_Try it:_
Return all the entries word for word.

_Data records:_
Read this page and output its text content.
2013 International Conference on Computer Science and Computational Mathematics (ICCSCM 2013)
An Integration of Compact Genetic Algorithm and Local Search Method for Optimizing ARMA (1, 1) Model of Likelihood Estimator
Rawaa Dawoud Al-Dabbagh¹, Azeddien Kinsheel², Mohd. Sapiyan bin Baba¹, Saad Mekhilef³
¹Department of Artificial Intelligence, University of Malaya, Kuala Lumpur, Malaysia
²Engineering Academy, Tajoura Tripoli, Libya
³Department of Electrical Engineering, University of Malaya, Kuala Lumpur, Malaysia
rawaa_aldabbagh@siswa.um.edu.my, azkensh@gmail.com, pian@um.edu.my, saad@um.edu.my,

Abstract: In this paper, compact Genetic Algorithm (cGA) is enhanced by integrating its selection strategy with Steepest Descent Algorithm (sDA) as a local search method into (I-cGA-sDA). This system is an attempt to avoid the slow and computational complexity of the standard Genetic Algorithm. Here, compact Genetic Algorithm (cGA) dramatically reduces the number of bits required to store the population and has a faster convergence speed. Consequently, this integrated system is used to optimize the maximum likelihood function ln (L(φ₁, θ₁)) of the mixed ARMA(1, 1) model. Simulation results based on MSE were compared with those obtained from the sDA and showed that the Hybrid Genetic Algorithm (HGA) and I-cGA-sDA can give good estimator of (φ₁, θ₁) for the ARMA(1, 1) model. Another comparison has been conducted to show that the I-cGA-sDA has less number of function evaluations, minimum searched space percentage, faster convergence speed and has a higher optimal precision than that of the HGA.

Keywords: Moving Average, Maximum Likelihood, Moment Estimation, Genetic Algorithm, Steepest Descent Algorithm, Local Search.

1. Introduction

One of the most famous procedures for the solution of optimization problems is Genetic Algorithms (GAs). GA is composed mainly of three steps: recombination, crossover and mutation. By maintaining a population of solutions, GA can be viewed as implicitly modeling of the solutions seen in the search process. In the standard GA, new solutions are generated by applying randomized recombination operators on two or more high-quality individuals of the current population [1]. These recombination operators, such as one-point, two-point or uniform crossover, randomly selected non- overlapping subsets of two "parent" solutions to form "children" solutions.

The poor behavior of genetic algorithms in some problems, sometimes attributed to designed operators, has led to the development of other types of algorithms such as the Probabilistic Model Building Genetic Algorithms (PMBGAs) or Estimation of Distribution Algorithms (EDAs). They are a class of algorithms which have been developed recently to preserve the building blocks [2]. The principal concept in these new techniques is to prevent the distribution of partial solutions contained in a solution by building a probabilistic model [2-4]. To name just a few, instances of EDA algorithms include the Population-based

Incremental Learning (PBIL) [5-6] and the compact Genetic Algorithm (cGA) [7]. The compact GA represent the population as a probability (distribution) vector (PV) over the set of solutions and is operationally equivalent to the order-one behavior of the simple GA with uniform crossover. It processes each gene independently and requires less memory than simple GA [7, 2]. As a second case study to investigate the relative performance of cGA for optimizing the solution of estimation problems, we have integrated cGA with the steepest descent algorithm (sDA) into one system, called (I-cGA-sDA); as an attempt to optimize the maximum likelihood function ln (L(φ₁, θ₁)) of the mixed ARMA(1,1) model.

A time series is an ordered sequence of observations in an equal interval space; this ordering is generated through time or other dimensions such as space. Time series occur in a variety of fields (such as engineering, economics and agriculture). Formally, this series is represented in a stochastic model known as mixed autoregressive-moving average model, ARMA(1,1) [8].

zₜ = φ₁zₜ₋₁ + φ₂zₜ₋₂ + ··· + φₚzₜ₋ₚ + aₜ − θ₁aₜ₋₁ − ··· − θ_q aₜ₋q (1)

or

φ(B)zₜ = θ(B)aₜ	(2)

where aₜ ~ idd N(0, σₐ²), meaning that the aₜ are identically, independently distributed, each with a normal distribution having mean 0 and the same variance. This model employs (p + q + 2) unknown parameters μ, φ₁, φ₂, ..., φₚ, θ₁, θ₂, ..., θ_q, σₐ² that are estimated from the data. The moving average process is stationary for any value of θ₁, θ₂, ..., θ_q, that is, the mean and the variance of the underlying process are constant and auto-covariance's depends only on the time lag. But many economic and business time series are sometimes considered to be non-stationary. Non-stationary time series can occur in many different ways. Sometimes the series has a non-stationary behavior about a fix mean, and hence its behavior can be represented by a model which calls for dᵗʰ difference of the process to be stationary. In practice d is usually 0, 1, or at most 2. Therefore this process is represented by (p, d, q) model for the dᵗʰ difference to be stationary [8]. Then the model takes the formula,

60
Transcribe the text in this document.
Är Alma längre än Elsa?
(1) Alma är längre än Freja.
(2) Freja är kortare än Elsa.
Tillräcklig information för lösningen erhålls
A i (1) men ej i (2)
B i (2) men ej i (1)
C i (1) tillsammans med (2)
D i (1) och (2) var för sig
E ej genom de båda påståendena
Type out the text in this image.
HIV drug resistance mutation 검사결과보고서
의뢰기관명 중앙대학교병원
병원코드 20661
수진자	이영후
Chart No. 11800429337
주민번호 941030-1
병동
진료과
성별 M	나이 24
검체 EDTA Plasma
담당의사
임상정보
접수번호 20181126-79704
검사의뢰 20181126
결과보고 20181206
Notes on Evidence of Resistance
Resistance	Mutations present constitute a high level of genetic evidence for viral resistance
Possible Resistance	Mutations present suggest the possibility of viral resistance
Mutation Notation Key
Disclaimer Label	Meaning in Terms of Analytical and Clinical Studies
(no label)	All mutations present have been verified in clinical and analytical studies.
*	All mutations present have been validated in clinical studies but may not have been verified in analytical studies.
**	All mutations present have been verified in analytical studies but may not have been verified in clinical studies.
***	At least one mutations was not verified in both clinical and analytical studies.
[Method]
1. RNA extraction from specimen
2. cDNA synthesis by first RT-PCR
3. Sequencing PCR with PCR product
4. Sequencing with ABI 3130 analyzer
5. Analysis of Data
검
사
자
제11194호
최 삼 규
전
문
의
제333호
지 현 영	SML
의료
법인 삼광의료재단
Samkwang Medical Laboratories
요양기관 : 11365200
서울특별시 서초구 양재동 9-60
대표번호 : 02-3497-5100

_Exercise output:_
Read this page and output its text content.
2013 International Conference on Computer Science and Computational Mathematics (ICCSCM 2013)
An Integration of Compact Genetic Algorithm and Local Search Method for Optimizing ARMA (1, 1) Model of Likelihood Estimator
Rawaa Dawoud Al-Dabbagh¹, Azeddien Kinsheel², Mohd. Sapiyan bin Baba¹, Saad Mekhilef³
¹Department of Artificial Intelligence, University of Malaya, Kuala Lumpur, Malaysia
²Engineering Academy, Tajoura Tripoli, Libya
³Department of Electrical Engineering, University of Malaya, Kuala Lumpur, Malaysia
rawaa_aldabbagh@siswa.um.edu.my, azkensh@gmail.com, pian@um.edu.my, saad@um.edu.my,

Abstract: In this paper, compact Genetic Algorithm (cGA) is enhanced by integrating its selection strategy with Steepest Descent Algorithm (sDA) as a local search method into (I-cGA-sDA). This system is an attempt to avoid the slow and computational complexity of the standard Genetic Algorithm. Here, compact Genetic Algorithm (cGA) dramatically reduces the number of bits required to store the population and has a faster convergence speed. Consequently, this integrated system is used to optimize the maximum likelihood function ln (L(φ₁, θ₁)) of the mixed ARMA(1, 1) model. Simulation results based on MSE were compared with those obtained from the sDA and showed that the Hybrid Genetic Algorithm (HGA) and I-cGA-sDA can give good estimator of (φ₁, θ₁) for the ARMA(1, 1) model. Another comparison has been conducted to show that the I-cGA-sDA has less number of function evaluations, minimum searched space percentage, faster convergence speed and has a higher optimal precision than that of the HGA.

Keywords: Moving Average, Maximum Likelihood, Moment Estimation, Genetic Algorithm, Steepest Descent Algorithm, Local Search.

1. Introduction

One of the most famous procedures for the solution of optimization problems is Genetic Algorithms (GAs). GA is composed mainly of three steps: recombination, crossover and mutation. By maintaining a population of solutions, GA can be viewed as implicitly modeling of the solutions seen in the search process. In the standard GA, new solutions are generated by applying randomized recombination operators on two or more high-quality individuals of the current population [1]. These recombination operators, such as one-point, two-point or uniform crossover, randomly selected non- overlapping subsets of two "parent" solutions to form "children" solutions.

The poor behavior of genetic algorithms in some problems, sometimes attributed to designed operators, has led to the development of other types of algorithms such as the Probabilistic Model Building Genetic Algorithms (PMBGAs) or Estimation of Distribution Algorithms (EDAs). They are a class of algorithms which have been developed recently to preserve the building blocks [2]. The principal concept in these new techniques is to prevent the distribution of partial solutions contained in a solution by building a probabilistic model [2-4]. To name just a few, instances of EDA algorithms include the Population-based

Incremental Learning (PBIL) [5-6] and the compact Genetic Algorithm (cGA) [7]. The compact GA represent the population as a probability (distribution) vector (PV) over the set of solutions and is operationally equivalent to the order-one behavior of the simple GA with uniform crossover. It processes each gene independently and requires less memory than simple GA [7, 2]. As a second case study to investigate the relative performance of cGA for optimizing the solution of estimation problems, we have integrated cGA with the steepest descent algorithm (sDA) into one system, called (I-cGA-sDA); as an attempt to optimize the maximum likelihood function ln (L(φ₁, θ₁)) of the mixed ARMA(1,1) model.

A time series is an ordered sequence of observations in an equal interval space; this ordering is generated through time or other dimensions such as space. Time series occur in a variety of fields (such as engineering, economics and agriculture). Formally, this series is represented in a stochastic model known as mixed autoregressive-moving average model, ARMA(1,1) [8].

zₜ = φ₁zₜ₋₁ + φ₂zₜ₋₂ + ··· + φₚzₜ₋ₚ + aₜ − θ₁aₜ₋₁ − ··· − θ_q aₜ₋q (1)

or

φ(B)zₜ = θ(B)aₜ	(2)

where aₜ ~ idd N(0, σₐ²), meaning that the aₜ are identically, independently distributed, each with a normal distribution having mean 0 and the same variance. This model employs (p + q + 2) unknown parameters μ, φ₁, φ₂, ..., φₚ, θ₁, θ₂, ..., θ_q, σₐ² that are estimated from the data. The moving average process is stationary for any value of θ₁, θ₂, ..., θ_q, that is, the mean and the variance of the underlying process are constant and auto-covariance's depends only on the time lag. But many economic and business time series are sometimes considered to be non-stationary. Non-stationary time series can occur in many different ways. Sometimes the series has a non-stationary behavior about a fix mean, and hence its behavior can be represented by a model which calls for dᵗʰ difference of the process to be stationary. In practice d is usually 0, 1, or at most 2. Therefore this process is represented by (p, d, q) model for the dᵗʰ difference to be stationary [8]. Then the model takes the formula,

60
Transcribe the text in this document.
Är Alma längre än Elsa?
(1) Alma är längre än Freja.
(2) Freja är kortare än Elsa.
Tillräcklig information för lösningen erhålls
A i (1) men ej i (2)
B i (2) men ej i (1)
C i (1) tillsammans med (2)
D i (1) och (2) var för sig
E ej genom de båda påståendena
Type out the text in this image.
HIV drug resistance mutation 검사결과보고서
의뢰기관명 중앙대학교병원
병원코드 20661
수진자	이영후
Chart No. 11800429337
주민번호 941030-1
병동
진료과
성별 M	나이 24
검체 EDTA Plasma
담당의사
임상정보
접수번호 20181126-79704
검사의뢰 20181126
결과보고 20181206
Notes on Evidence of Resistance
Resistance	Mutations present constitute a high level of genetic evidence for viral resistance
Possible Resistance	Mutations present suggest the possibility of viral resistance
Mutation Notation Key
Disclaimer Label	Meaning in Terms of Analytical and Clinical Studies
(no label)	All mutations present have been verified in clinical and analytical studies.
*	All mutations present have been validated in clinical studies but may not have been verified in analytical studies.
**	All mutations present have been verified in analytical studies but may not have been verified in clinical studies.
***	At least one mutations was not verified in both clinical and analytical studies.
[Method]
1. RNA extraction from specimen
2. cDNA synthesis by first RT-PCR
3. Sequencing PCR with PCR product
4. Sequencing with ABI 3130 analyzer
5. Analysis of Data
검
사
자
제11194호
최 삼 규
전
문
의
제333호
지 현 영	SML
의료
법인 삼광의료재단
Samkwang Medical Laboratories
요양기관 : 11365200
서울특별시 서초구 양재동 9-60
대표번호 : 02-3497-5100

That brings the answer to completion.